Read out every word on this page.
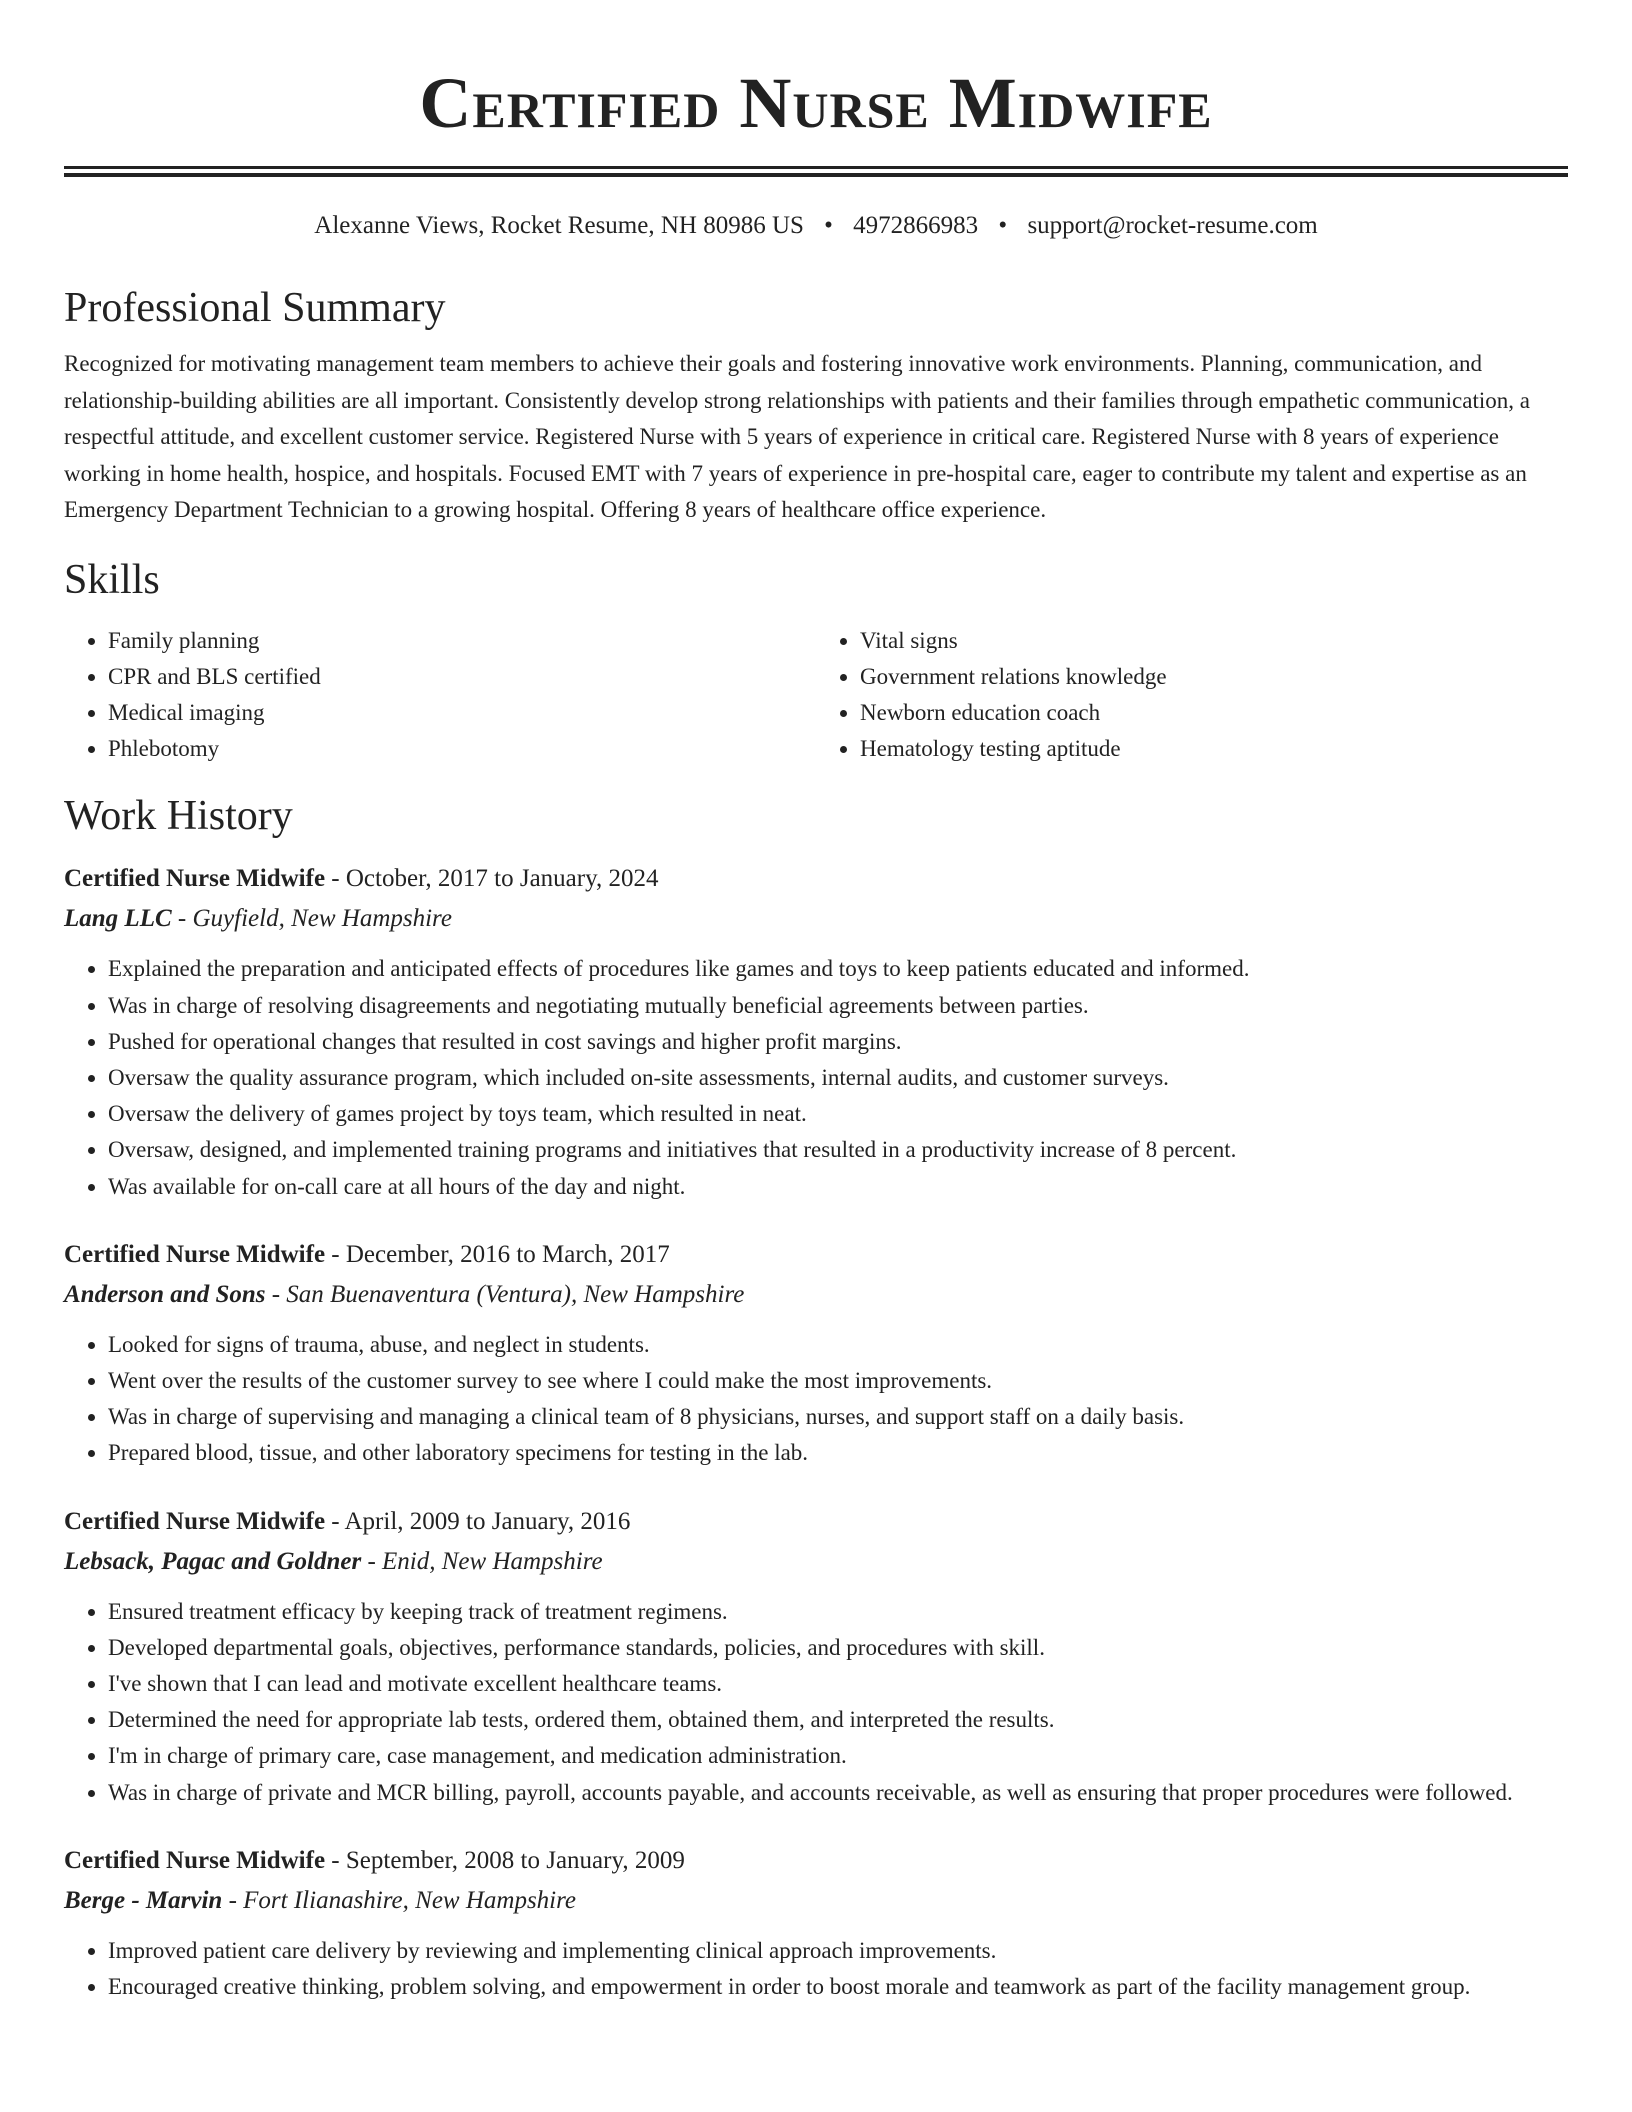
Certified Nurse Midwife
Alexanne Views, Rocket Resume, NH 80986 US • 4972866983 • support@rocket-resume.com
Professional Summary

Recognized for motivating management team members to achieve their goals and fostering innovative work environments. Planning, communication, and relationship-building abilities are all important. Consistently develop strong relationships with patients and their families through empathetic communication, a respectful attitude, and excellent customer service. Registered Nurse with 5 years of experience in critical care. Registered Nurse with 8 years of experience working in home health, hospice, and hospitals. Focused EMT with 7 years of experience in pre-hospital care, eager to contribute my talent and expertise as an Emergency Department Technician to a growing hospital. Offering 8 years of healthcare office experience.

Skills
• Family planning
• CPR and BLS certified
• Medical imaging
• Phlebotomy
• Vital signs
• Government relations knowledge
• Newborn education coach
• Hematology testing aptitude
Work History
Certified Nurse Midwife - October, 2017 to January, 2024
Lang LLC - Guyfield, New Hampshire
• Explained the preparation and anticipated effects of procedures like games and toys to keep patients educated and informed.
• Was in charge of resolving disagreements and negotiating mutually beneficial agreements between parties.
• Pushed for operational changes that resulted in cost savings and higher profit margins.
• Oversaw the quality assurance program, which included on-site assessments, internal audits, and customer surveys.
• Oversaw the delivery of games project by toys team, which resulted in neat.
• Oversaw, designed, and implemented training programs and initiatives that resulted in a productivity increase of 8 percent.
• Was available for on-call care at all hours of the day and night.
Certified Nurse Midwife - December, 2016 to March, 2017
Anderson and Sons - San Buenaventura (Ventura), New Hampshire
• Looked for signs of trauma, abuse, and neglect in students.
• Went over the results of the customer survey to see where I could make the most improvements.
• Was in charge of supervising and managing a clinical team of 8 physicians, nurses, and support staff on a daily basis.
• Prepared blood, tissue, and other laboratory specimens for testing in the lab.
Certified Nurse Midwife - April, 2009 to January, 2016
Lebsack, Pagac and Goldner - Enid, New Hampshire
• Ensured treatment efficacy by keeping track of treatment regimens.
• Developed departmental goals, objectives, performance standards, policies, and procedures with skill.
• I've shown that I can lead and motivate excellent healthcare teams.
• Determined the need for appropriate lab tests, ordered them, obtained them, and interpreted the results.
• I'm in charge of primary care, case management, and medication administration.
• Was in charge of private and MCR billing, payroll, accounts payable, and accounts receivable, as well as ensuring that proper procedures were followed.
Certified Nurse Midwife - September, 2008 to January, 2009
Berge - Marvin - Fort Ilianashire, New Hampshire
• Improved patient care delivery by reviewing and implementing clinical approach improvements.
• Encouraged creative thinking, problem solving, and empowerment in order to boost morale and teamwork as part of the facility management group.
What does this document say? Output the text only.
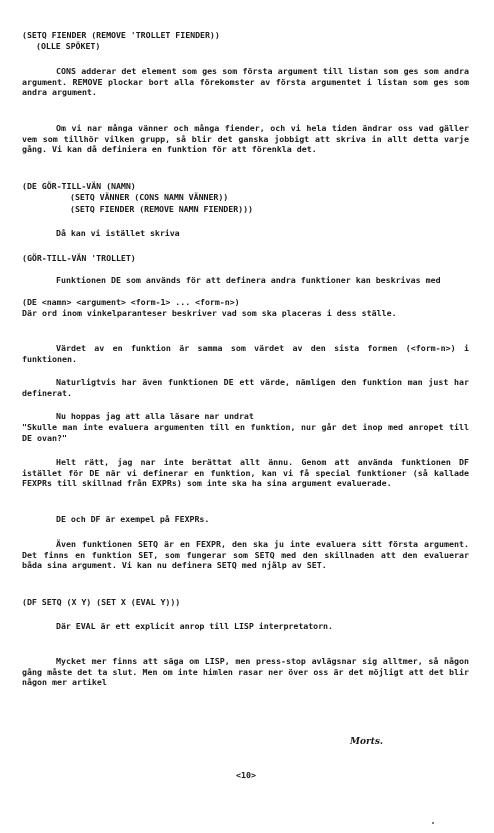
(SETQ FIENDER (REMOVE 'TROLLET FIENDER))
(OLLE SPÖKET)

CONS adderar det element som ges som första argument till listan som ges som andra argument. REMOVE plockar bort alla förekomster av första argumentet i listan som ges som andra argument.

Om vi nar många vänner och många fiender, och vi hela tiden ändrar oss vad gäller vem som tillhör vilken grupp, så blir det ganska jobbigt att skriva in allt detta varje gång. Vi kan då definiera en funktion för att förenkla det.

(DE GÖR-TILL-VÄN (NAMN)
(SETQ VÄNNER (CONS NAMN VÄNNER))
(SETQ FIENDER (REMOVE NAMN FIENDER)))
Då kan vi istället skriva
(GÖR-TILL-VÄN 'TROLLET)

Funktionen DE som används för att definera andra funktioner kan beskrivas med

(DE <namn> <argument> <form-1> ... <form-n>)

Där ord inom vinkelparanteser beskriver vad som ska placeras i dess ställe.

Värdet av en funktion är samma som värdet av den sista formen (<form-n>) i funktionen.

Naturligtvis har även funktionen DE ett värde, nämligen den funktion man just har definerat.

Nu hoppas jag att alla läsare nar undrat

"Skulle man inte evaluera argumenten till en funktion, nur går det inop med anropet till DE ovan?"

Helt rätt, jag nar inte berättat allt ännu. Genom att använda funktionen DF istället för DE när vi definerar en funktion, kan vi få special funktioner (så kallade FEXPRs till skillnad från EXPRs) som inte ska ha sina argument evaluerade.

DE och DF är exempel på FEXPRs.

Även funktionen SETQ är en FEXPR, den ska ju inte evaluera sitt första argument. Det finns en funktion SET, som fungerar som SETQ med den skillnaden att den evaluerar båda sina argument. Vi kan nu definera SETQ med nj̈älp av SET.

(DF SETQ (X Y) (SET X (EVAL Y)))
Där EVAL är ett explicit anrop till LISP interpretatorn.

Mycket mer finns att säga om LISP, men press-stop avlägsnar sig alltmer, så någon gång måste det ta slut. Men om inte himlen rasar ner över oss är det möjligt att det blir någon mer artikel

Morts.
<10>
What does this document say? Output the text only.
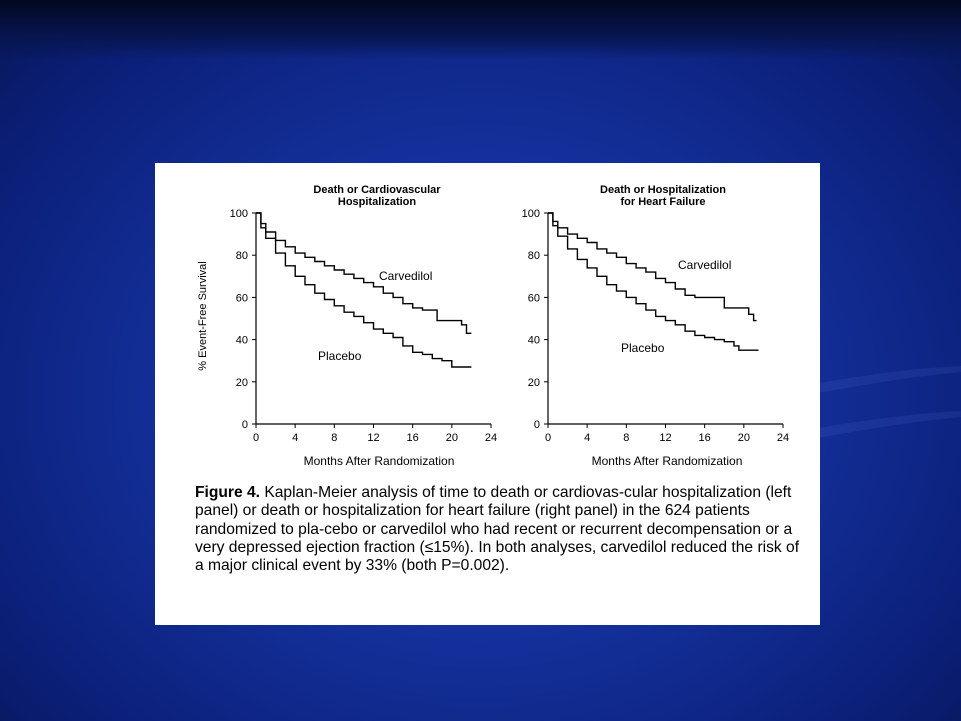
Death or Cardiovascular
Hospitalization
% Event-Free Survival
Months After Randomization
0
20
40
60
80
100
0	4	8	12 16 20 24
Carvedilol
Placebo
Death or Hospitalization
for Heart Failure
Months After Randomization
0
20
40
60
80
100
0	4	8	12 16 20 24
Carvedilol
Placebo
Figure 4. Kaplan-Meier analysis of time to death or cardiovas-cular hospitalization (left panel) or death or hospitalization for heart failure (right panel) in the 624 patients randomized to pla-cebo or carvedilol who had recent or recurrent decompensation or a very depressed ejection fraction (≤15%). In both analyses, carvedilol reduced the risk of a major clinical event by 33% (both P=0.002).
═══
• [Problem]: Would you please set down the listing above exactly, minus its images?

• [Response to the exercise]:
Read out every word on this page.
Certified Nurse Midwife
Alexanne Views, Rocket Resume, NH 80986 US • 4972866983 • support@rocket-resume.com
Professional Summary

Recognized for motivating management team members to achieve their goals and fostering innovative work environments. Planning, communication, and relationship-building abilities are all important. Consistently develop strong relationships with patients and their families through empathetic communication, a respectful attitude, and excellent customer service. Registered Nurse with 5 years of experience in critical care. Registered Nurse with 8 years of experience working in home health, hospice, and hospitals. Focused EMT with 7 years of experience in pre-hospital care, eager to contribute my talent and expertise as an Emergency Department Technician to a growing hospital. Offering 8 years of healthcare office experience.

Skills
• Family planning
• CPR and BLS certified
• Medical imaging
• Phlebotomy
• Vital signs
• Government relations knowledge
• Newborn education coach
• Hematology testing aptitude
Work History
Certified Nurse Midwife - October, 2017 to January, 2024
Lang LLC - Guyfield, New Hampshire
• Explained the preparation and anticipated effects of procedures like games and toys to keep patients educated and informed.
• Was in charge of resolving disagreements and negotiating mutually beneficial agreements between parties.
• Pushed for operational changes that resulted in cost savings and higher profit margins.
• Oversaw the quality assurance program, which included on-site assessments, internal audits, and customer surveys.
• Oversaw the delivery of games project by toys team, which resulted in neat.
• Oversaw, designed, and implemented training programs and initiatives that resulted in a productivity increase of 8 percent.
• Was available for on-call care at all hours of the day and night.
Certified Nurse Midwife - December, 2016 to March, 2017
Anderson and Sons - San Buenaventura (Ventura), New Hampshire
• Looked for signs of trauma, abuse, and neglect in students.
• Went over the results of the customer survey to see where I could make the most improvements.
• Was in charge of supervising and managing a clinical team of 8 physicians, nurses, and support staff on a daily basis.
• Prepared blood, tissue, and other laboratory specimens for testing in the lab.
Certified Nurse Midwife - April, 2009 to January, 2016
Lebsack, Pagac and Goldner - Enid, New Hampshire
• Ensured treatment efficacy by keeping track of treatment regimens.
• Developed departmental goals, objectives, performance standards, policies, and procedures with skill.
• I've shown that I can lead and motivate excellent healthcare teams.
• Determined the need for appropriate lab tests, ordered them, obtained them, and interpreted the results.
• I'm in charge of primary care, case management, and medication administration.
• Was in charge of private and MCR billing, payroll, accounts payable, and accounts receivable, as well as ensuring that proper procedures were followed.
Certified Nurse Midwife - September, 2008 to January, 2009
Berge - Marvin - Fort Ilianashire, New Hampshire
• Improved patient care delivery by reviewing and implementing clinical approach improvements.
• Encouraged creative thinking, problem solving, and empowerment in order to boost morale and teamwork as part of the facility management group.
What does this document say? Output the text only.
(SETQ FIENDER (REMOVE 'TROLLET FIENDER))
(OLLE SPÖKET)

CONS adderar det element som ges som första argument till listan som ges som andra argument. REMOVE plockar bort alla förekomster av första argumentet i listan som ges som andra argument.

Om vi nar många vänner och många fiender, och vi hela tiden ändrar oss vad gäller vem som tillhör vilken grupp, så blir det ganska jobbigt att skriva in allt detta varje gång. Vi kan då definiera en funktion för att förenkla det.

(DE GÖR-TILL-VÄN (NAMN)
(SETQ VÄNNER (CONS NAMN VÄNNER))
(SETQ FIENDER (REMOVE NAMN FIENDER)))
Då kan vi istället skriva
(GÖR-TILL-VÄN 'TROLLET)

Funktionen DE som används för att definera andra funktioner kan beskrivas med

(DE <namn> <argument> <form-1> ... <form-n>)

Där ord inom vinkelparanteser beskriver vad som ska placeras i dess ställe.

Värdet av en funktion är samma som värdet av den sista formen (<form-n>) i funktionen.

Naturligtvis har även funktionen DE ett värde, nämligen den funktion man just har definerat.

Nu hoppas jag att alla läsare nar undrat

"Skulle man inte evaluera argumenten till en funktion, nur går det inop med anropet till DE ovan?"

Helt rätt, jag nar inte berättat allt ännu. Genom att använda funktionen DF istället för DE när vi definerar en funktion, kan vi få special funktioner (så kallade FEXPRs till skillnad från EXPRs) som inte ska ha sina argument evaluerade.

DE och DF är exempel på FEXPRs.

Även funktionen SETQ är en FEXPR, den ska ju inte evaluera sitt första argument. Det finns en funktion SET, som fungerar som SETQ med den skillnaden att den evaluerar båda sina argument. Vi kan nu definera SETQ med nj̈älp av SET.

(DF SETQ (X Y) (SET X (EVAL Y)))
Där EVAL är ett explicit anrop till LISP interpretatorn.

Mycket mer finns att säga om LISP, men press-stop avlägsnar sig alltmer, så någon gång måste det ta slut. Men om inte himlen rasar ner över oss är det möjligt att det blir någon mer artikel

Morts.
<10>
What does this document say? Output the text only.
Death or Cardiovascular
Hospitalization
% Event-Free Survival
Months After Randomization
0
20
40
60
80
100
0	4	8	12 16 20 24
Carvedilol
Placebo
Death or Hospitalization
for Heart Failure
Months After Randomization
0
20
40
60
80
100
0	4	8	12 16 20 24
Carvedilol
Placebo
Figure 4. Kaplan-Meier analysis of time to death or cardiovas-cular hospitalization (left panel) or death or hospitalization for heart failure (right panel) in the 624 patients randomized to pla-cebo or carvedilol who had recent or recurrent decompensation or a very depressed ejection fraction (≤15%). In both analyses, carvedilol reduced the risk of a major clinical event by 33% (both P=0.002).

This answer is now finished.